### Entries provided ###

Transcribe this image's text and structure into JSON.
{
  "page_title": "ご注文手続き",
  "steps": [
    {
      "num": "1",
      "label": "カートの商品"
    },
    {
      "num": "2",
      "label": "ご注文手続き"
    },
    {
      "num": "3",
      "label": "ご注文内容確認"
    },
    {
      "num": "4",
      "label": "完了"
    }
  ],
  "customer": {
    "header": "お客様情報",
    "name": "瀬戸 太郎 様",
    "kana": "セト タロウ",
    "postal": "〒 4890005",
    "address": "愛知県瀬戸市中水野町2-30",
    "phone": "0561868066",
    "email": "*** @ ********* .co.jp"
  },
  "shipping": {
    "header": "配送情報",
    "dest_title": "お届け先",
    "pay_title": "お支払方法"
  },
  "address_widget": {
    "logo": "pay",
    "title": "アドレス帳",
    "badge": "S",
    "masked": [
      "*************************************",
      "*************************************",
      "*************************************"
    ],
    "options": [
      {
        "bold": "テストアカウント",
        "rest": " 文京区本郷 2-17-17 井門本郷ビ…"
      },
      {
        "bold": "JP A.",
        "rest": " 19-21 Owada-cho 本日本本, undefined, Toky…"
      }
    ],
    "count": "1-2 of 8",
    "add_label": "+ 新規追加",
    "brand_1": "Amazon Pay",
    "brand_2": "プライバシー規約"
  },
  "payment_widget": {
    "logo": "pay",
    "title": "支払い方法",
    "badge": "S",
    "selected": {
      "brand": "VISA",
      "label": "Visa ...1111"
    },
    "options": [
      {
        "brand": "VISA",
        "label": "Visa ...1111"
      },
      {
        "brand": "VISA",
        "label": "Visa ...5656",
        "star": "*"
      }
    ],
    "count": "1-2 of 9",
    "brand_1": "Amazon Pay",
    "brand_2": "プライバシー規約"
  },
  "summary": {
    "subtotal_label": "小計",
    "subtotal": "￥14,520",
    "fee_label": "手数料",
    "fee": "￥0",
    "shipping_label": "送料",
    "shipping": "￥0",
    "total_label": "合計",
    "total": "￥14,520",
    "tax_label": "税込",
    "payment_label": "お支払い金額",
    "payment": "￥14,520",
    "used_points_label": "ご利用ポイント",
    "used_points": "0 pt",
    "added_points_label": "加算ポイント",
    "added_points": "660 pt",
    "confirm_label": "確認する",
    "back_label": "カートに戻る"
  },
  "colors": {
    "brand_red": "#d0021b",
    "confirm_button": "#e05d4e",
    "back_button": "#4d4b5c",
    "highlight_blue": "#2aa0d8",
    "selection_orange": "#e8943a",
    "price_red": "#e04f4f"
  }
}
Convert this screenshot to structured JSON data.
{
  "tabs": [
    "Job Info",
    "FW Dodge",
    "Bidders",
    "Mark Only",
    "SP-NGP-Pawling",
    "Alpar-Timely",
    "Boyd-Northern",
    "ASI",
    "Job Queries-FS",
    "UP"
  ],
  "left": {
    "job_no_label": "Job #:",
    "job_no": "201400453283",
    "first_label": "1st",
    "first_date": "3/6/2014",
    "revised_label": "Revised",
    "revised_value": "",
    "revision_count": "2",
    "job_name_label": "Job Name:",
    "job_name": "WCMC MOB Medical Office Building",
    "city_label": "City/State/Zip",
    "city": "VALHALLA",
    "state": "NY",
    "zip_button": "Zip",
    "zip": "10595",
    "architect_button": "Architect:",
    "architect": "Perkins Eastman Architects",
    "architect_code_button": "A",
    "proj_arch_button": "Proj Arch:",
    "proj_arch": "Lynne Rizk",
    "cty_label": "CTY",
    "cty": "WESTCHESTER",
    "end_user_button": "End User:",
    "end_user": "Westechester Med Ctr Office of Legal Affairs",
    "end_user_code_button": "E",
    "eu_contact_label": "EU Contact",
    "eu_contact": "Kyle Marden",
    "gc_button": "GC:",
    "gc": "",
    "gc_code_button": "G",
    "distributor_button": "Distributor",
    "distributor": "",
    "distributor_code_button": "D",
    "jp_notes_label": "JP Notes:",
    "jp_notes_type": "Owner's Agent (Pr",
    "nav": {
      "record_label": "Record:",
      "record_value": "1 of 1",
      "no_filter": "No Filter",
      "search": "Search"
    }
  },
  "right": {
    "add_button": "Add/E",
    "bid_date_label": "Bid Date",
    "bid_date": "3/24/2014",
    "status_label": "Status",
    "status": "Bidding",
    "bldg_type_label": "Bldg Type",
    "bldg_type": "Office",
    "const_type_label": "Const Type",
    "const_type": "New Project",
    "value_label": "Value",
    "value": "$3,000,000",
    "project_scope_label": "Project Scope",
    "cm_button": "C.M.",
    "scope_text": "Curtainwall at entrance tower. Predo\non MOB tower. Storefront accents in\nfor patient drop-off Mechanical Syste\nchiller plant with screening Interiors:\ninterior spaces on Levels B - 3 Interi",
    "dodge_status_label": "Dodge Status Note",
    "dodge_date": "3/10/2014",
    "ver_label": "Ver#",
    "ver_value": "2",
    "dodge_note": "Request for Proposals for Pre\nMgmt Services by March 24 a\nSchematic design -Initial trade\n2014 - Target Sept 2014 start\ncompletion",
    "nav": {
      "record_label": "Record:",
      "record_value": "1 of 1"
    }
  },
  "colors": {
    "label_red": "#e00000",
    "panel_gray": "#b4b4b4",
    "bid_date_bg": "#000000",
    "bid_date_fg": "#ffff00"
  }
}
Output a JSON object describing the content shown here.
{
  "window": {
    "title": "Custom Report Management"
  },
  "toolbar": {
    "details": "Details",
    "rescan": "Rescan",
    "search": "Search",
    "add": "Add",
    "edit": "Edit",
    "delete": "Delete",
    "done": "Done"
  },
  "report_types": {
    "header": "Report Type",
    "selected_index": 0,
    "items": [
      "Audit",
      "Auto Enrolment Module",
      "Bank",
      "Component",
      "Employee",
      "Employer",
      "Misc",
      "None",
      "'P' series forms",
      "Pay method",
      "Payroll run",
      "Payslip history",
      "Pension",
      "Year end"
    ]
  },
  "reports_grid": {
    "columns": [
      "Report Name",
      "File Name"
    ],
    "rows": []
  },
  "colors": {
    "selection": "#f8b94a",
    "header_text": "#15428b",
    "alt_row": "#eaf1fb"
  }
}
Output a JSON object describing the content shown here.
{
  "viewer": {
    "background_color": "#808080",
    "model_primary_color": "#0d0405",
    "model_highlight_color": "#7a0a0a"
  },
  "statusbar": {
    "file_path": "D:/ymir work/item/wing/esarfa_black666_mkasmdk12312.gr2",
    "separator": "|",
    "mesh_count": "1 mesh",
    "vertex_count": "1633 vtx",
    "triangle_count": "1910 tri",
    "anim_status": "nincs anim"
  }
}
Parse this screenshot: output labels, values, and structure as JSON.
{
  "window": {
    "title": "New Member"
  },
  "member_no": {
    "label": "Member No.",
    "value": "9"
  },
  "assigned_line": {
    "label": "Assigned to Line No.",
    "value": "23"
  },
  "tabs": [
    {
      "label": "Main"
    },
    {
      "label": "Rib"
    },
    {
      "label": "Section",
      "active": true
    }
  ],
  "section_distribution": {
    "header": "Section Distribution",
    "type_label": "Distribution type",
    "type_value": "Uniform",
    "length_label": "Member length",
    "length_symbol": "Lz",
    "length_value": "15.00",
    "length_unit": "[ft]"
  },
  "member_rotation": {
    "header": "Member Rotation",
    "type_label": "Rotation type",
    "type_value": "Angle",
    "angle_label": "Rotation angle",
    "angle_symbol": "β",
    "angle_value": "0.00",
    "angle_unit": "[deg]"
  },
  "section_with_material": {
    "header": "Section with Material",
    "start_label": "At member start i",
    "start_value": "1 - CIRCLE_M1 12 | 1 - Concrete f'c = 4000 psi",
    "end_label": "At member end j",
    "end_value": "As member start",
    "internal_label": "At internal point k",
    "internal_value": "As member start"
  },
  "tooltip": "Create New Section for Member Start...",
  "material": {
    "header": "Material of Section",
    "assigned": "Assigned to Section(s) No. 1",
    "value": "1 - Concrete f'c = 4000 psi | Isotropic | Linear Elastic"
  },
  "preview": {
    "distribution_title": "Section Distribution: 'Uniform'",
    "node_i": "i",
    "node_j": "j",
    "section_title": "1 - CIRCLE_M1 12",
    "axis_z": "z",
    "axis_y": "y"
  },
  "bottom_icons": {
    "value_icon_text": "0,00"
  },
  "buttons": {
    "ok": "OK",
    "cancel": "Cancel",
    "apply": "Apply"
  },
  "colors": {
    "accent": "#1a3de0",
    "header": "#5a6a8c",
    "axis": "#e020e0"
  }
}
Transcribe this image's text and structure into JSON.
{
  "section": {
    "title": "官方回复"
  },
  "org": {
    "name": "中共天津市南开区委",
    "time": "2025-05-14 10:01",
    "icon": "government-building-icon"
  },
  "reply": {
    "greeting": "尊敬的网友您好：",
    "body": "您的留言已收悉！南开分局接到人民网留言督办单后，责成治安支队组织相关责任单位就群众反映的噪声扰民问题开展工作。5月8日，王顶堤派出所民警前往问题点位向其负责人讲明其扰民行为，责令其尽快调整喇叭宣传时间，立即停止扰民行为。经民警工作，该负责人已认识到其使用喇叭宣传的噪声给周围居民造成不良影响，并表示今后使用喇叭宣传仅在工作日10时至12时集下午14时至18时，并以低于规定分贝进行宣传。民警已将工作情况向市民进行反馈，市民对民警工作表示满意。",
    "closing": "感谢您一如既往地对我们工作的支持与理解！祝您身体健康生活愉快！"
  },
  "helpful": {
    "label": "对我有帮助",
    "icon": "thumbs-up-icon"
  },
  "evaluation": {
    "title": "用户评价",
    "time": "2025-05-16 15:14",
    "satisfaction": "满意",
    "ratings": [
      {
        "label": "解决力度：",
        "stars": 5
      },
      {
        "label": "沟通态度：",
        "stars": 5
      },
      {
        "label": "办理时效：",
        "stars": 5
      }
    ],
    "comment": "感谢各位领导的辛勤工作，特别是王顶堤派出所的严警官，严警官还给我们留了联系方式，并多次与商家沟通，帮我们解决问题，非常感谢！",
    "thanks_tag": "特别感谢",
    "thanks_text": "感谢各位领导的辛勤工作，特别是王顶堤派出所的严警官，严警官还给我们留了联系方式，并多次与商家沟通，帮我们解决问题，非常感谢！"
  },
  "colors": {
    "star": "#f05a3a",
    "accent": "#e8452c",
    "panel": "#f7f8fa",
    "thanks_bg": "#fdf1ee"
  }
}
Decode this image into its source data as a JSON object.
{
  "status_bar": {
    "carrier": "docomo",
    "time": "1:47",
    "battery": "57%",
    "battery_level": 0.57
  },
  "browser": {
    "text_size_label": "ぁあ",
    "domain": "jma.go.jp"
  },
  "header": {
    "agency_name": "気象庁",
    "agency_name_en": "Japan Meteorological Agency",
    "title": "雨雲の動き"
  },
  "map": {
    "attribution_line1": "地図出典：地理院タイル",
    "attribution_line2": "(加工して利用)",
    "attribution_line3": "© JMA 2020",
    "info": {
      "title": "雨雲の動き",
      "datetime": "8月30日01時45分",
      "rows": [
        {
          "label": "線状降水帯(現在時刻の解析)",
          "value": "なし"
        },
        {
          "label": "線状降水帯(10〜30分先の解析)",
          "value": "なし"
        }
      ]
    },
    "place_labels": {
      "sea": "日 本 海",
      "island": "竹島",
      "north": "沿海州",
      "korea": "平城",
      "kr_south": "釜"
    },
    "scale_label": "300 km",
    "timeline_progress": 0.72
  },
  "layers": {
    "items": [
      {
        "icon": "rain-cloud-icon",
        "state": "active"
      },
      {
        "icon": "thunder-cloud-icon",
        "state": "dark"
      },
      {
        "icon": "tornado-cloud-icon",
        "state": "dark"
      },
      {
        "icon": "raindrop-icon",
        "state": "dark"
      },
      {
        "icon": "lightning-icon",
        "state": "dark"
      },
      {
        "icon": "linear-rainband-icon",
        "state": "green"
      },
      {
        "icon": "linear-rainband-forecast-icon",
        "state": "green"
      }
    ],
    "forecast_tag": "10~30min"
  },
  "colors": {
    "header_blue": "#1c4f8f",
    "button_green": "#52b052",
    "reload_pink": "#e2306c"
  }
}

###

Say how many lines in the entries contain the string "并多次与商家沟通", and say nothing else.

2